# WORKING DATA
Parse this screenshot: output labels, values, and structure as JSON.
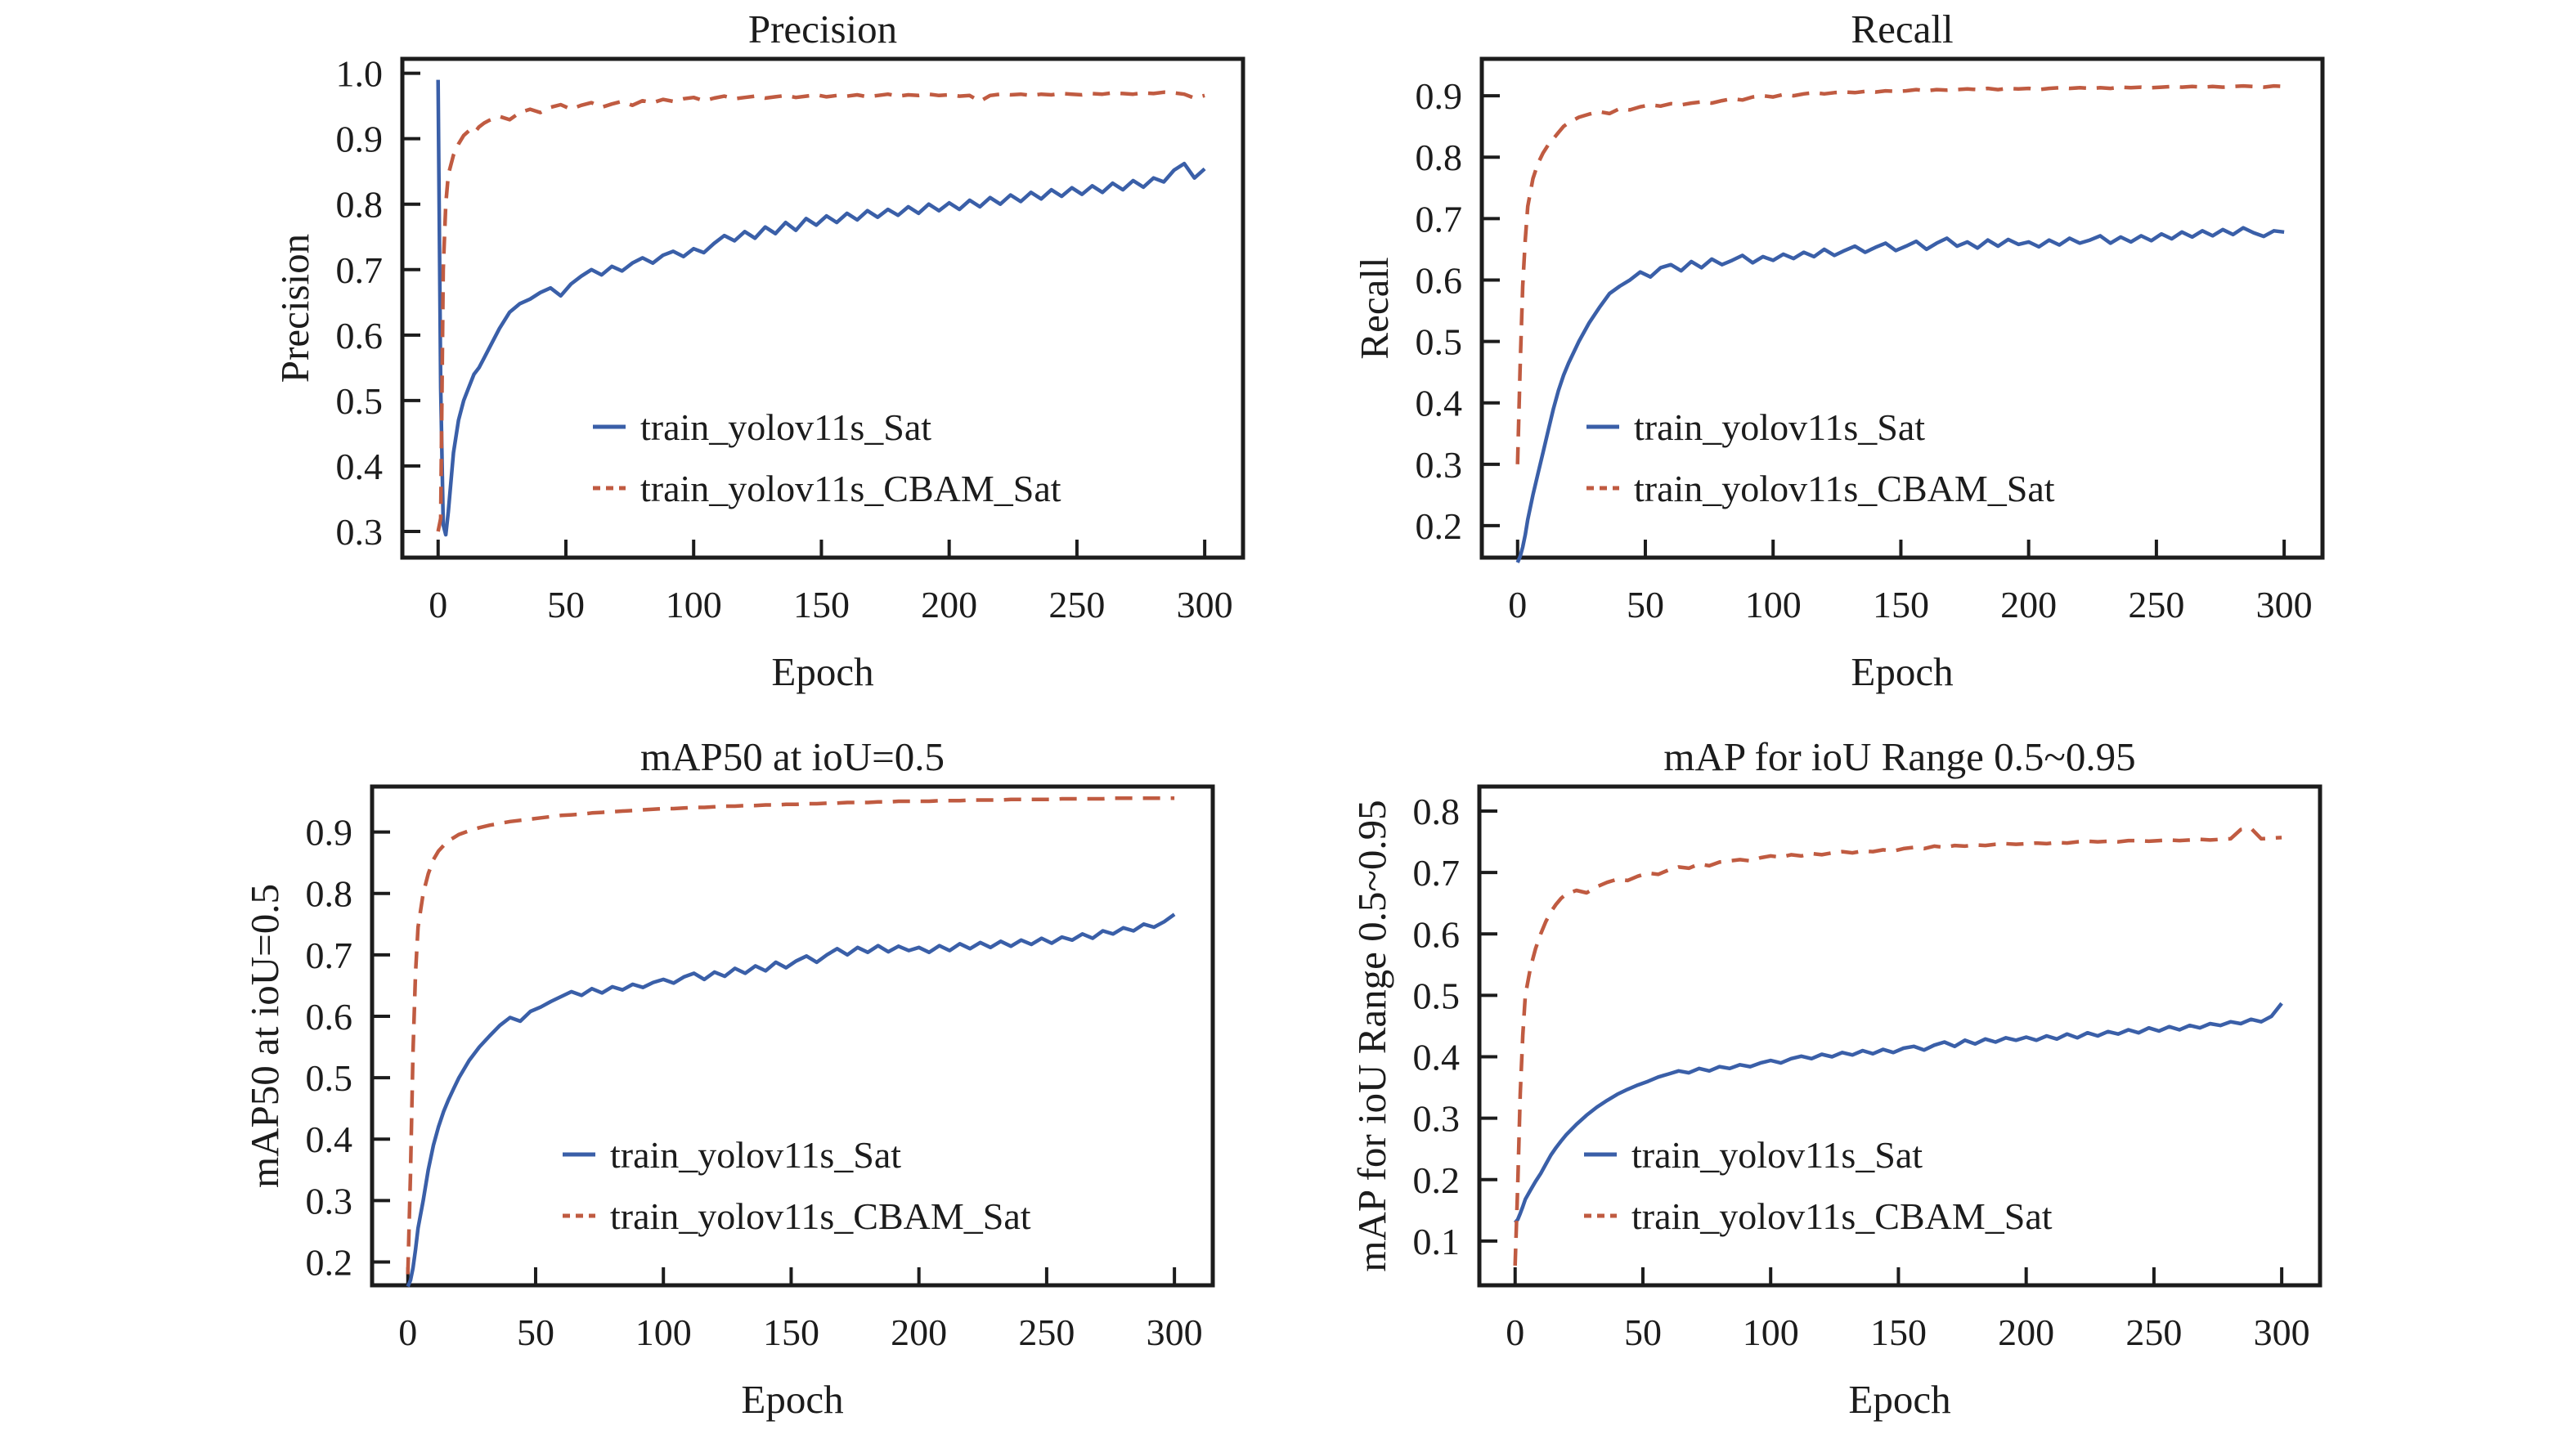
{
  "figure": {
    "background": "#ffffff",
    "ink_color": "#1c1c1c",
    "series_colors": {
      "blue_solid": "#3a5fa8",
      "orange_dashed": "#c05b41"
    }
  },
  "chart_data": {
    "type": "line",
    "xlabel": "Epoch",
    "xticks": [
      0,
      50,
      100,
      150,
      200,
      250,
      300
    ],
    "legend_labels": [
      "train_yolov11s_Sat",
      "train_yolov11s_CBAM_Sat"
    ],
    "epochs": [
      0,
      1,
      2,
      3,
      4,
      6,
      8,
      10,
      12,
      14,
      16,
      18,
      20,
      24,
      28,
      32,
      36,
      40,
      44,
      48,
      52,
      56,
      60,
      64,
      68,
      72,
      76,
      80,
      84,
      88,
      92,
      96,
      100,
      104,
      108,
      112,
      116,
      120,
      124,
      128,
      132,
      136,
      140,
      144,
      148,
      152,
      156,
      160,
      164,
      168,
      172,
      176,
      180,
      184,
      188,
      192,
      196,
      200,
      204,
      208,
      212,
      216,
      220,
      224,
      228,
      232,
      236,
      240,
      244,
      248,
      252,
      256,
      260,
      264,
      268,
      272,
      276,
      280,
      284,
      288,
      292,
      296,
      300
    ],
    "charts": [
      {
        "title": "Precision",
        "ylabel": "Precision",
        "xlabel": "Epoch",
        "xlim": [
          -14,
          315
        ],
        "ylim": [
          0.26,
          1.022
        ],
        "ytick_values": [
          1.0,
          0.9,
          0.8,
          0.7,
          0.6,
          0.5,
          0.4,
          0.3
        ],
        "ytick_labels": [
          "1.0",
          "0.9",
          "0.8",
          "0.7",
          "0.6",
          "0.5",
          "0.4",
          "0.3"
        ],
        "legend_x": 400,
        "series": [
          {
            "name": "train_yolov11s_Sat",
            "color": "#3a5fa8",
            "style": "solid",
            "values": [
              0.99,
              0.52,
              0.31,
              0.295,
              0.33,
              0.42,
              0.47,
              0.5,
              0.52,
              0.54,
              0.55,
              0.565,
              0.58,
              0.61,
              0.635,
              0.648,
              0.655,
              0.665,
              0.672,
              0.66,
              0.678,
              0.69,
              0.7,
              0.692,
              0.705,
              0.698,
              0.71,
              0.718,
              0.71,
              0.722,
              0.728,
              0.72,
              0.732,
              0.726,
              0.74,
              0.752,
              0.744,
              0.758,
              0.748,
              0.765,
              0.755,
              0.772,
              0.76,
              0.778,
              0.768,
              0.782,
              0.772,
              0.786,
              0.776,
              0.79,
              0.78,
              0.792,
              0.783,
              0.796,
              0.786,
              0.8,
              0.79,
              0.802,
              0.792,
              0.806,
              0.796,
              0.81,
              0.8,
              0.814,
              0.804,
              0.818,
              0.808,
              0.822,
              0.812,
              0.825,
              0.815,
              0.828,
              0.818,
              0.832,
              0.822,
              0.836,
              0.826,
              0.84,
              0.834,
              0.852,
              0.862,
              0.84,
              0.854
            ]
          },
          {
            "name": "train_yolov11s_CBAM_Sat",
            "color": "#c05b41",
            "style": "dashed",
            "values": [
              0.3,
              0.32,
              0.7,
              0.8,
              0.845,
              0.875,
              0.892,
              0.905,
              0.912,
              0.908,
              0.918,
              0.924,
              0.928,
              0.934,
              0.929,
              0.94,
              0.945,
              0.94,
              0.948,
              0.952,
              0.945,
              0.951,
              0.955,
              0.948,
              0.953,
              0.957,
              0.951,
              0.958,
              0.955,
              0.96,
              0.957,
              0.961,
              0.963,
              0.958,
              0.962,
              0.965,
              0.961,
              0.963,
              0.965,
              0.962,
              0.964,
              0.966,
              0.963,
              0.965,
              0.967,
              0.964,
              0.966,
              0.965,
              0.967,
              0.964,
              0.966,
              0.968,
              0.965,
              0.967,
              0.966,
              0.968,
              0.966,
              0.967,
              0.965,
              0.966,
              0.957,
              0.966,
              0.968,
              0.967,
              0.968,
              0.966,
              0.968,
              0.967,
              0.969,
              0.968,
              0.967,
              0.969,
              0.968,
              0.97,
              0.969,
              0.968,
              0.97,
              0.969,
              0.971,
              0.97,
              0.968,
              0.962,
              0.966
            ]
          }
        ]
      },
      {
        "title": "Recall",
        "ylabel": "Recall",
        "xlabel": "Epoch",
        "xlim": [
          -14,
          315
        ],
        "ylim": [
          0.148,
          0.96
        ],
        "ytick_values": [
          0.9,
          0.8,
          0.7,
          0.6,
          0.5,
          0.4,
          0.3,
          0.2
        ],
        "ytick_labels": [
          "0.9",
          "0.8",
          "0.7",
          "0.6",
          "0.5",
          "0.4",
          "0.3",
          "0.2"
        ],
        "legend_x": 295,
        "series": [
          {
            "name": "train_yolov11s_Sat",
            "color": "#3a5fa8",
            "style": "solid",
            "values": [
              0.14,
              0.15,
              0.165,
              0.185,
              0.21,
              0.25,
              0.285,
              0.32,
              0.355,
              0.39,
              0.42,
              0.445,
              0.465,
              0.5,
              0.53,
              0.555,
              0.578,
              0.59,
              0.6,
              0.613,
              0.605,
              0.62,
              0.625,
              0.615,
              0.63,
              0.62,
              0.634,
              0.625,
              0.632,
              0.64,
              0.628,
              0.638,
              0.632,
              0.642,
              0.635,
              0.645,
              0.638,
              0.65,
              0.64,
              0.648,
              0.655,
              0.645,
              0.653,
              0.66,
              0.648,
              0.655,
              0.663,
              0.65,
              0.66,
              0.668,
              0.655,
              0.662,
              0.652,
              0.665,
              0.655,
              0.666,
              0.658,
              0.662,
              0.654,
              0.665,
              0.657,
              0.668,
              0.66,
              0.665,
              0.672,
              0.66,
              0.67,
              0.662,
              0.672,
              0.664,
              0.675,
              0.667,
              0.678,
              0.67,
              0.68,
              0.672,
              0.682,
              0.674,
              0.685,
              0.677,
              0.671,
              0.68,
              0.678
            ]
          },
          {
            "name": "train_yolov11s_CBAM_Sat",
            "color": "#c05b41",
            "style": "dashed",
            "values": [
              0.3,
              0.46,
              0.59,
              0.665,
              0.72,
              0.765,
              0.79,
              0.807,
              0.82,
              0.83,
              0.84,
              0.85,
              0.856,
              0.865,
              0.87,
              0.874,
              0.871,
              0.879,
              0.877,
              0.882,
              0.885,
              0.883,
              0.887,
              0.885,
              0.888,
              0.89,
              0.888,
              0.892,
              0.895,
              0.893,
              0.898,
              0.9,
              0.898,
              0.902,
              0.9,
              0.903,
              0.905,
              0.903,
              0.905,
              0.906,
              0.905,
              0.907,
              0.906,
              0.908,
              0.907,
              0.908,
              0.91,
              0.908,
              0.91,
              0.909,
              0.91,
              0.911,
              0.91,
              0.912,
              0.91,
              0.912,
              0.911,
              0.912,
              0.91,
              0.912,
              0.913,
              0.912,
              0.913,
              0.912,
              0.913,
              0.912,
              0.914,
              0.913,
              0.914,
              0.913,
              0.914,
              0.915,
              0.914,
              0.915,
              0.914,
              0.915,
              0.914,
              0.915,
              0.916,
              0.915,
              0.914,
              0.916,
              0.915
            ]
          }
        ]
      },
      {
        "title": "mAP50 at ioU=0.5",
        "ylabel": "mAP50 at ioU=0.5",
        "xlabel": "Epoch",
        "xlim": [
          -14,
          315
        ],
        "ylim": [
          0.162,
          0.974
        ],
        "ytick_values": [
          0.9,
          0.8,
          0.7,
          0.6,
          0.5,
          0.4,
          0.3,
          0.2
        ],
        "ytick_labels": [
          "0.9",
          "0.8",
          "0.7",
          "0.6",
          "0.5",
          "0.4",
          "0.3",
          "0.2"
        ],
        "legend_x": 400,
        "series": [
          {
            "name": "train_yolov11s_Sat",
            "color": "#3a5fa8",
            "style": "solid",
            "values": [
              0.16,
              0.17,
              0.19,
              0.22,
              0.255,
              0.3,
              0.35,
              0.39,
              0.42,
              0.445,
              0.465,
              0.483,
              0.5,
              0.528,
              0.55,
              0.568,
              0.585,
              0.598,
              0.592,
              0.608,
              0.615,
              0.624,
              0.632,
              0.64,
              0.634,
              0.645,
              0.638,
              0.648,
              0.643,
              0.652,
              0.647,
              0.655,
              0.66,
              0.654,
              0.664,
              0.67,
              0.66,
              0.672,
              0.665,
              0.678,
              0.67,
              0.682,
              0.674,
              0.688,
              0.679,
              0.69,
              0.698,
              0.688,
              0.7,
              0.71,
              0.7,
              0.712,
              0.704,
              0.715,
              0.705,
              0.714,
              0.707,
              0.712,
              0.704,
              0.715,
              0.707,
              0.718,
              0.71,
              0.72,
              0.712,
              0.722,
              0.714,
              0.724,
              0.717,
              0.727,
              0.719,
              0.729,
              0.724,
              0.734,
              0.727,
              0.739,
              0.734,
              0.744,
              0.739,
              0.75,
              0.745,
              0.754,
              0.766
            ]
          },
          {
            "name": "train_yolov11s_CBAM_Sat",
            "color": "#c05b41",
            "style": "dashed",
            "values": [
              0.18,
              0.34,
              0.54,
              0.67,
              0.745,
              0.8,
              0.832,
              0.855,
              0.869,
              0.878,
              0.886,
              0.891,
              0.896,
              0.902,
              0.907,
              0.911,
              0.914,
              0.917,
              0.919,
              0.921,
              0.923,
              0.925,
              0.927,
              0.928,
              0.929,
              0.931,
              0.932,
              0.933,
              0.934,
              0.935,
              0.936,
              0.937,
              0.938,
              0.938,
              0.939,
              0.94,
              0.94,
              0.941,
              0.942,
              0.942,
              0.943,
              0.943,
              0.944,
              0.944,
              0.945,
              0.945,
              0.946,
              0.946,
              0.947,
              0.947,
              0.948,
              0.948,
              0.948,
              0.949,
              0.949,
              0.95,
              0.95,
              0.95,
              0.95,
              0.951,
              0.951,
              0.951,
              0.952,
              0.952,
              0.952,
              0.952,
              0.953,
              0.953,
              0.953,
              0.953,
              0.953,
              0.954,
              0.954,
              0.954,
              0.954,
              0.954,
              0.955,
              0.955,
              0.955,
              0.955,
              0.955,
              0.955,
              0.955
            ]
          }
        ]
      },
      {
        "title": "mAP for ioU Range 0.5~0.95",
        "ylabel": "mAP for ioU Range 0.5~0.95",
        "xlabel": "Epoch",
        "xlim": [
          -14,
          315
        ],
        "ylim": [
          0.028,
          0.84
        ],
        "ytick_values": [
          0.8,
          0.7,
          0.6,
          0.5,
          0.4,
          0.3,
          0.2,
          0.1
        ],
        "ytick_labels": [
          "0.8",
          "0.7",
          "0.6",
          "0.5",
          "0.4",
          "0.3",
          "0.2",
          "0.1"
        ],
        "legend_x": 295,
        "series": [
          {
            "name": "train_yolov11s_Sat",
            "color": "#3a5fa8",
            "style": "solid",
            "values": [
              0.13,
              0.135,
              0.145,
              0.156,
              0.168,
              0.183,
              0.197,
              0.21,
              0.225,
              0.24,
              0.252,
              0.263,
              0.273,
              0.29,
              0.305,
              0.318,
              0.329,
              0.339,
              0.347,
              0.354,
              0.36,
              0.367,
              0.372,
              0.377,
              0.374,
              0.381,
              0.377,
              0.384,
              0.381,
              0.387,
              0.384,
              0.39,
              0.394,
              0.39,
              0.397,
              0.401,
              0.397,
              0.404,
              0.4,
              0.407,
              0.403,
              0.41,
              0.405,
              0.412,
              0.407,
              0.414,
              0.417,
              0.411,
              0.419,
              0.424,
              0.417,
              0.427,
              0.421,
              0.429,
              0.424,
              0.431,
              0.427,
              0.432,
              0.427,
              0.434,
              0.429,
              0.437,
              0.431,
              0.439,
              0.434,
              0.441,
              0.437,
              0.444,
              0.439,
              0.447,
              0.442,
              0.449,
              0.444,
              0.451,
              0.447,
              0.454,
              0.451,
              0.457,
              0.454,
              0.461,
              0.457,
              0.466,
              0.487
            ]
          },
          {
            "name": "train_yolov11s_CBAM_Sat",
            "color": "#c05b41",
            "style": "dashed",
            "values": [
              0.06,
              0.19,
              0.34,
              0.435,
              0.5,
              0.545,
              0.576,
              0.6,
              0.62,
              0.636,
              0.648,
              0.658,
              0.665,
              0.671,
              0.667,
              0.677,
              0.684,
              0.689,
              0.687,
              0.694,
              0.699,
              0.697,
              0.704,
              0.709,
              0.707,
              0.714,
              0.711,
              0.717,
              0.719,
              0.721,
              0.719,
              0.724,
              0.727,
              0.725,
              0.729,
              0.727,
              0.731,
              0.729,
              0.732,
              0.734,
              0.732,
              0.735,
              0.734,
              0.737,
              0.735,
              0.739,
              0.741,
              0.739,
              0.743,
              0.741,
              0.744,
              0.743,
              0.745,
              0.744,
              0.746,
              0.747,
              0.746,
              0.747,
              0.748,
              0.747,
              0.749,
              0.748,
              0.75,
              0.751,
              0.75,
              0.751,
              0.75,
              0.752,
              0.752,
              0.751,
              0.752,
              0.753,
              0.752,
              0.753,
              0.754,
              0.753,
              0.754,
              0.755,
              0.77,
              0.772,
              0.755,
              0.756,
              0.757
            ]
          }
        ]
      }
    ]
  }
}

# WHAT THE EXERCISE ASKS
Gather up the lines containing the word "title" from these records and copy them.

# REPLY
        "title": "Precision",
        "title": "Recall",
        "title": "mAP50 at ioU=0.5",
        "title": "mAP for ioU Range 0.5~0.95",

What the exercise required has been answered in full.